Work instructions: From the entries below, gather each line containing the word "JSON".

**********

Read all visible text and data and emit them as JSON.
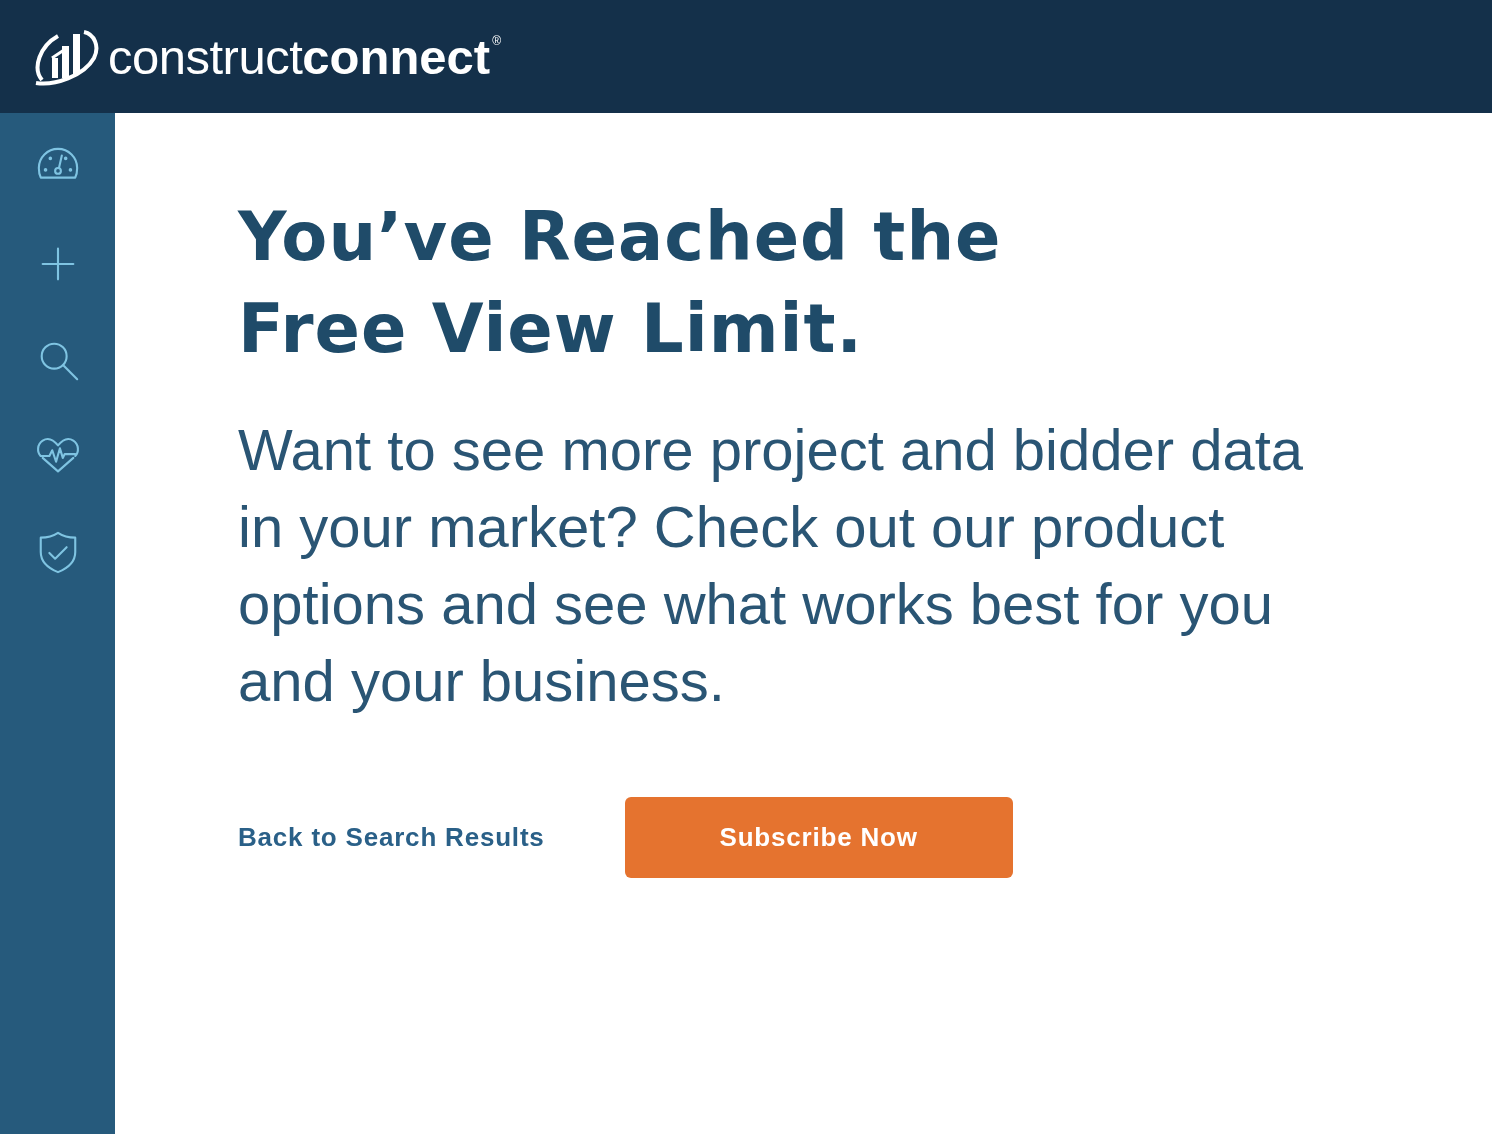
{
  "header": {
    "logo": "construct**connect**$^{®}$"
  },
  "message": {
    "title": "You’ve Reached the Free View Limit.",
    "body": "Want to see more project and bidder data in your market? Check out our product options and see what works best for you and your business."
  },
  "actions": {
    "link": "Back to Search Results",
    "button": "Subscribe Now"
  }
}
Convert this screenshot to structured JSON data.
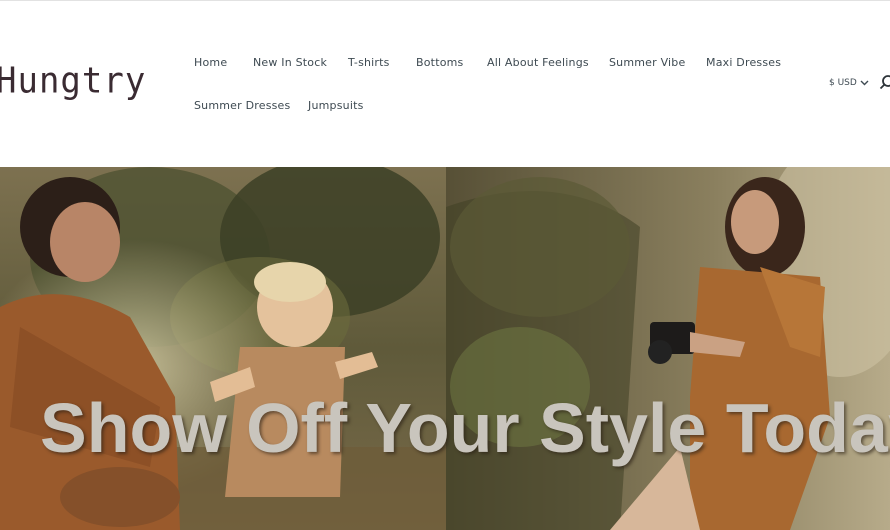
{
  "brand": {
    "logo_text": "Hungtry"
  },
  "nav": {
    "items": [
      {
        "label": "Home"
      },
      {
        "label": "New In Stock"
      },
      {
        "label": "T-shirts"
      },
      {
        "label": "Bottoms"
      },
      {
        "label": "All About Feelings"
      },
      {
        "label": "Summer Vibe"
      },
      {
        "label": "Maxi Dresses"
      },
      {
        "label": "Summer Dresses"
      },
      {
        "label": "Jumpsuits"
      }
    ]
  },
  "currency": {
    "label": "$ USD",
    "icon": "chevron-down-icon"
  },
  "search": {
    "icon": "search-icon"
  },
  "hero": {
    "headline": "Show Off Your Style Today!",
    "left_image": "mother-and-child-outdoor-photo",
    "right_image": "woman-with-camera-outdoor-photo"
  },
  "colors": {
    "nav_text": "#3e4a52",
    "logo": "#3a2b32",
    "headline": "#c9c5bd"
  }
}
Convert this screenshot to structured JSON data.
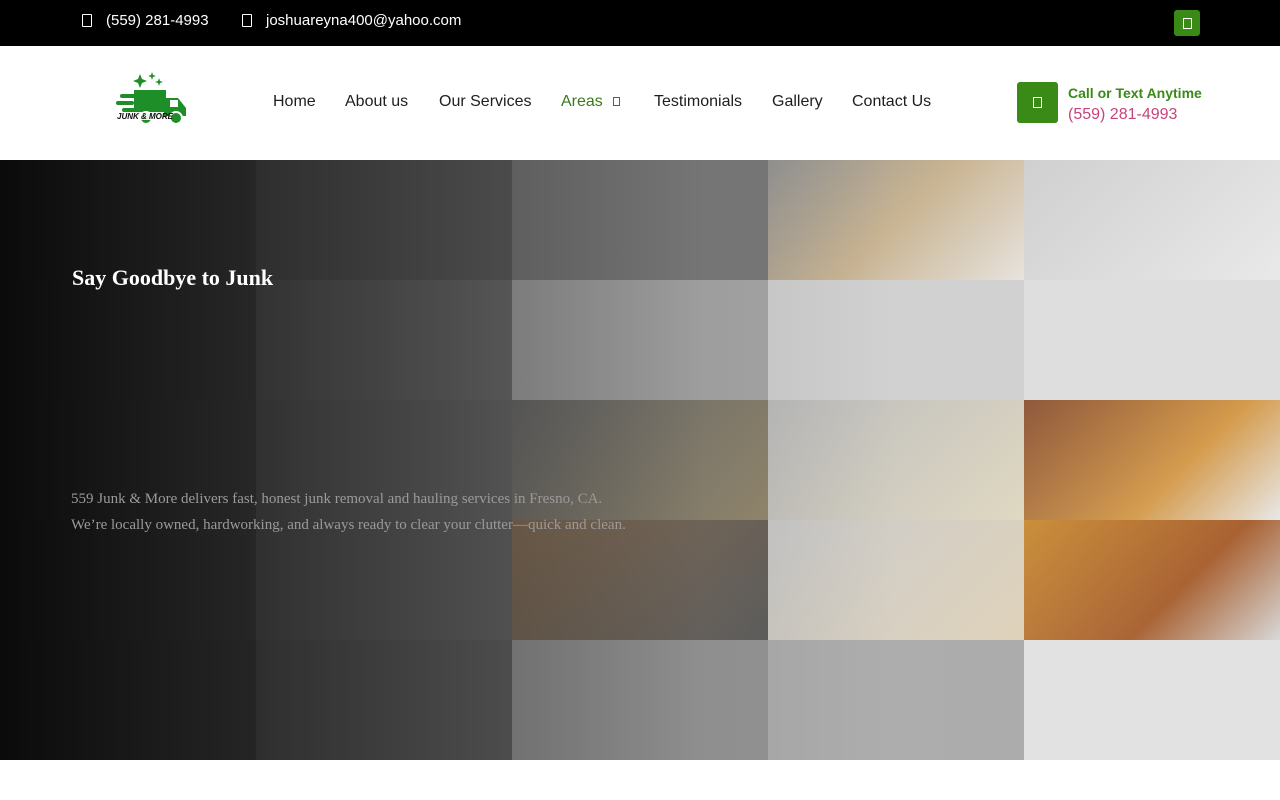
{
  "topbar": {
    "phone": "(559) 281-4993",
    "email": "joshuareyna400@yahoo.com",
    "phone_icon": "phone-icon",
    "email_icon": "envelope-icon",
    "social_icon": "facebook-icon"
  },
  "header": {
    "logo_text": "JUNK & MORE",
    "nav": [
      {
        "label": "Home"
      },
      {
        "label": "About us"
      },
      {
        "label": "Our Services"
      },
      {
        "label": "Areas",
        "active": true
      },
      {
        "label": "Testimonials"
      },
      {
        "label": "Gallery"
      },
      {
        "label": "Contact Us"
      }
    ],
    "cta_label": "Call or Text Anytime",
    "cta_phone": "(559) 281-4993",
    "cta_icon": "phone-icon"
  },
  "hero": {
    "title": "Say Goodbye to Junk",
    "text_line1": "559 Junk & More delivers fast, honest junk removal and hauling services in Fresno, CA.",
    "text_line2": "We’re locally owned, hardworking, and always ready to clear your clutter—quick and clean."
  },
  "colors": {
    "brand_green": "#3a8a17",
    "cta_phone": "#c9437a",
    "topbar_bg": "#000000"
  }
}
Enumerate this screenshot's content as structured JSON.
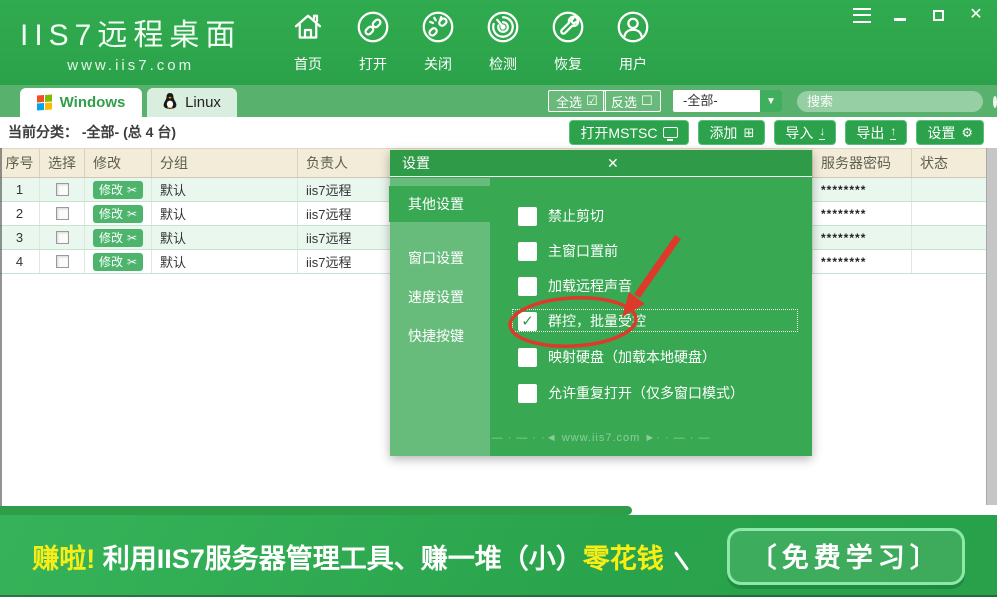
{
  "window": {
    "close_glyph": "✕"
  },
  "header": {
    "logo_title": "IIS7远程桌面",
    "logo_subtitle": "www.iis7.com",
    "nav": [
      {
        "label": "首页",
        "icon": "home-icon"
      },
      {
        "label": "打开",
        "icon": "link-icon"
      },
      {
        "label": "关闭",
        "icon": "broken-link-icon"
      },
      {
        "label": "检测",
        "icon": "radar-icon"
      },
      {
        "label": "恢复",
        "icon": "wrench-icon"
      },
      {
        "label": "用户",
        "icon": "user-icon"
      }
    ]
  },
  "tabs": {
    "windows": "Windows",
    "linux": "Linux"
  },
  "filter_bar": {
    "select_all": "全选",
    "select_all_icon": "☑",
    "invert": "反选",
    "invert_icon": "☐",
    "category": "-全部-",
    "dropdown_arrow": "▼",
    "search_placeholder": "搜索"
  },
  "toolbar": {
    "current_category": "当前分类： -全部- (总 4 台)",
    "mstsc": "打开MSTSC",
    "add": "添加",
    "add_icon": "⊞",
    "import": "导入",
    "import_icon": "↓",
    "export": "导出",
    "export_icon": "↑",
    "settings": "设置",
    "settings_icon": "⚙"
  },
  "table": {
    "headers": [
      "序号",
      "选择",
      "修改",
      "分组",
      "负责人",
      "服务器密码",
      "状态"
    ],
    "modify_label": "修改",
    "modify_icon": "✂",
    "rows": [
      {
        "no": "1",
        "group": "默认",
        "owner": "iis7远程",
        "password": "********",
        "status": ""
      },
      {
        "no": "2",
        "group": "默认",
        "owner": "iis7远程",
        "password": "********",
        "status": ""
      },
      {
        "no": "3",
        "group": "默认",
        "owner": "iis7远程",
        "password": "********",
        "status": ""
      },
      {
        "no": "4",
        "group": "默认",
        "owner": "iis7远程",
        "password": "********",
        "status": ""
      }
    ]
  },
  "dialog": {
    "title": "设置",
    "close_glyph": "✕",
    "tabs": [
      "其他设置",
      "窗口设置",
      "速度设置",
      "快捷按键"
    ],
    "active_tab": "其他设置",
    "check_glyph": "✓",
    "options": [
      {
        "label": "禁止剪切",
        "checked": false
      },
      {
        "label": "主窗口置前",
        "checked": false
      },
      {
        "label": "加载远程声音",
        "checked": false
      },
      {
        "label": "群控，批量受控",
        "checked": true
      },
      {
        "label": "映射硬盘（加载本地硬盘）",
        "checked": false
      },
      {
        "label": "允许重复打开（仅多窗口模式）",
        "checked": false
      }
    ],
    "watermark": "— · — · ·◄ www.iis7.com ►· · — · —"
  },
  "banner": {
    "highlight_prefix": "赚啦!",
    "text": "利用IIS7服务器管理工具、赚一堆（小）",
    "highlight_suffix": "零花钱",
    "cta": "〔免费学习〕"
  },
  "colors": {
    "primary_green": "#2fa94d",
    "accent_yellow": "#f7ee18",
    "annotation_red": "#dd3a2c"
  }
}
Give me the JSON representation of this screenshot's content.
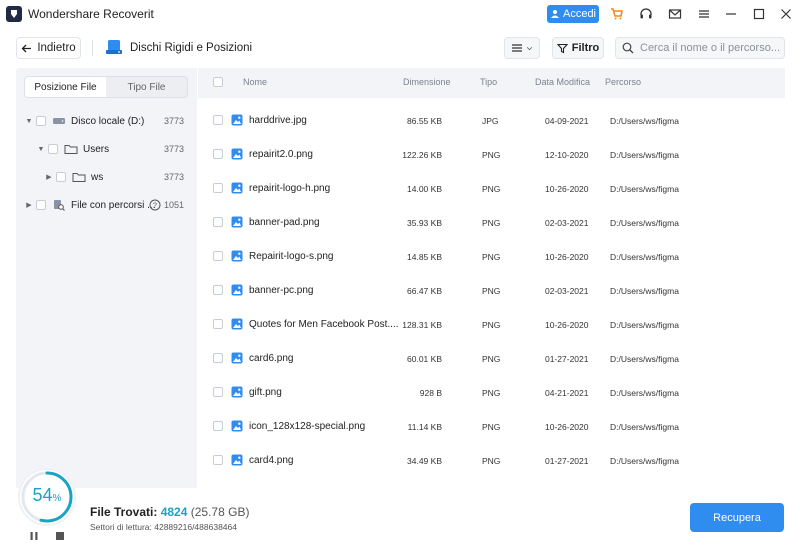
{
  "window": {
    "title": "Wondershare Recoverit",
    "login_label": "Accedi"
  },
  "toolbar": {
    "back_label": "Indietro",
    "page_title": "Dischi Rigidi e Posizioni",
    "filter_label": "Filtro",
    "search_placeholder": "Cerca il nome o il percorso..."
  },
  "sidebar": {
    "tabs": [
      {
        "label": "Posizione File",
        "active": true
      },
      {
        "label": "Tipo File",
        "active": false
      }
    ],
    "tree": [
      {
        "label": "Disco locale (D:)",
        "count": "3773",
        "icon": "disk-icon"
      },
      {
        "label": "Users",
        "count": "3773",
        "icon": "folder-icon"
      },
      {
        "label": "ws",
        "count": "3773",
        "icon": "folder-icon"
      },
      {
        "label": "File con percorsi ...",
        "count": "1051",
        "icon": "file-search-icon"
      }
    ]
  },
  "table": {
    "columns": [
      "Nome",
      "Dimensione",
      "Tipo",
      "Data Modifica",
      "Percorso"
    ],
    "rows": [
      {
        "name": "harddrive.jpg",
        "size": "86.55 KB",
        "type": "JPG",
        "date": "04-09-2021",
        "path": "D:/Users/ws/figma"
      },
      {
        "name": "repairit2.0.png",
        "size": "122.26 KB",
        "type": "PNG",
        "date": "12-10-2020",
        "path": "D:/Users/ws/figma"
      },
      {
        "name": "repairit-logo-h.png",
        "size": "14.00 KB",
        "type": "PNG",
        "date": "10-26-2020",
        "path": "D:/Users/ws/figma"
      },
      {
        "name": "banner-pad.png",
        "size": "35.93 KB",
        "type": "PNG",
        "date": "02-03-2021",
        "path": "D:/Users/ws/figma"
      },
      {
        "name": "Repairit-logo-s.png",
        "size": "14.85 KB",
        "type": "PNG",
        "date": "10-26-2020",
        "path": "D:/Users/ws/figma"
      },
      {
        "name": "banner-pc.png",
        "size": "66.47 KB",
        "type": "PNG",
        "date": "02-03-2021",
        "path": "D:/Users/ws/figma"
      },
      {
        "name": "Quotes for Men Facebook Post....",
        "size": "128.31 KB",
        "type": "PNG",
        "date": "10-26-2020",
        "path": "D:/Users/ws/figma"
      },
      {
        "name": "card6.png",
        "size": "60.01 KB",
        "type": "PNG",
        "date": "01-27-2021",
        "path": "D:/Users/ws/figma"
      },
      {
        "name": "gift.png",
        "size": "928 B",
        "type": "PNG",
        "date": "04-21-2021",
        "path": "D:/Users/ws/figma"
      },
      {
        "name": "icon_128x128-special.png",
        "size": "11.14 KB",
        "type": "PNG",
        "date": "10-26-2020",
        "path": "D:/Users/ws/figma"
      },
      {
        "name": "card4.png",
        "size": "34.49 KB",
        "type": "PNG",
        "date": "01-27-2021",
        "path": "D:/Users/ws/figma"
      }
    ]
  },
  "status": {
    "progress_value": 54,
    "progress_number": "54",
    "progress_unit": "%",
    "found_label": "File Trovati:",
    "found_count": "4824",
    "found_size": "(25.78 GB)",
    "sectors": "Settori di lettura: 42889216/488638464",
    "recover_label": "Recupera"
  },
  "colors": {
    "accent": "#2f8df0",
    "progress": "#1aa3c2",
    "panel_bg": "#f3f4f7"
  }
}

**********

Task result:
Read all visible text and data and emit them as JSON.
Convert this screenshot to structured JSON data.
Convert this screenshot to structured JSON data.
Enumerate this screenshot's content as structured JSON.
Give me the JSON representation of this screenshot's content.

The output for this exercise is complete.